*** Data shown ***

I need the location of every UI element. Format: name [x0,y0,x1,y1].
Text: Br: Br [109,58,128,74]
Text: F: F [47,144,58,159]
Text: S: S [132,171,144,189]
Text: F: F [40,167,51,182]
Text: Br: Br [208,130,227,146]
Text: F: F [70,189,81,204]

***

* What the task requires *
Recast every line of the records above as a Markdown table with two columns, "Row" for the row number and "Line" for the line itself, omitting blank lines.

* Task result *
| Row | Line |
|---|---|
| 1 | I need the location of every UI element. Format: name [x0,y0,x1,y1]. |
| 2 | Text: Br: Br [109,58,128,74] |
| 3 | Text: F: F [47,144,58,159] |
| 4 | Text: S: S [132,171,144,189] |
| 5 | Text: F: F [40,167,51,182] |
| 6 | Text: Br: Br [208,130,227,146] |
| 7 | Text: F: F [70,189,81,204] |